Directions: Give the listing below again in full, exactly as written.

[Data entries]

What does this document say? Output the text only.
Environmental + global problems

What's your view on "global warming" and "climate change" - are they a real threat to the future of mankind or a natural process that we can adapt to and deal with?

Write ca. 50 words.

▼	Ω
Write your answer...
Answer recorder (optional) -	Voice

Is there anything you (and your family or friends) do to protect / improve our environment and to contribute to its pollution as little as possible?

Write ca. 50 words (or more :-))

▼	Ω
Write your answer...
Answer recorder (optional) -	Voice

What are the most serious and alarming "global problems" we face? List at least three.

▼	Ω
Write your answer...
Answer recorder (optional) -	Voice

Reply to the exercise:
What does this document say? Output the text only.
Environmental + global problems

What's your view on "global warming" and "climate change" - are they a real threat to the future of mankind or a natural process that we can adapt to and deal with?

Write ca. 50 words.

▼	Ω
Write your answer...
Answer recorder (optional) -	Voice

Is there anything you (and your family or friends) do to protect / improve our environment and to contribute to its pollution as little as possible?

Write ca. 50 words (or more :-))

▼	Ω
Write your answer...
Answer recorder (optional) -	Voice

What are the most serious and alarming "global problems" we face? List at least three.

▼	Ω
Write your answer...
Answer recorder (optional) -	Voice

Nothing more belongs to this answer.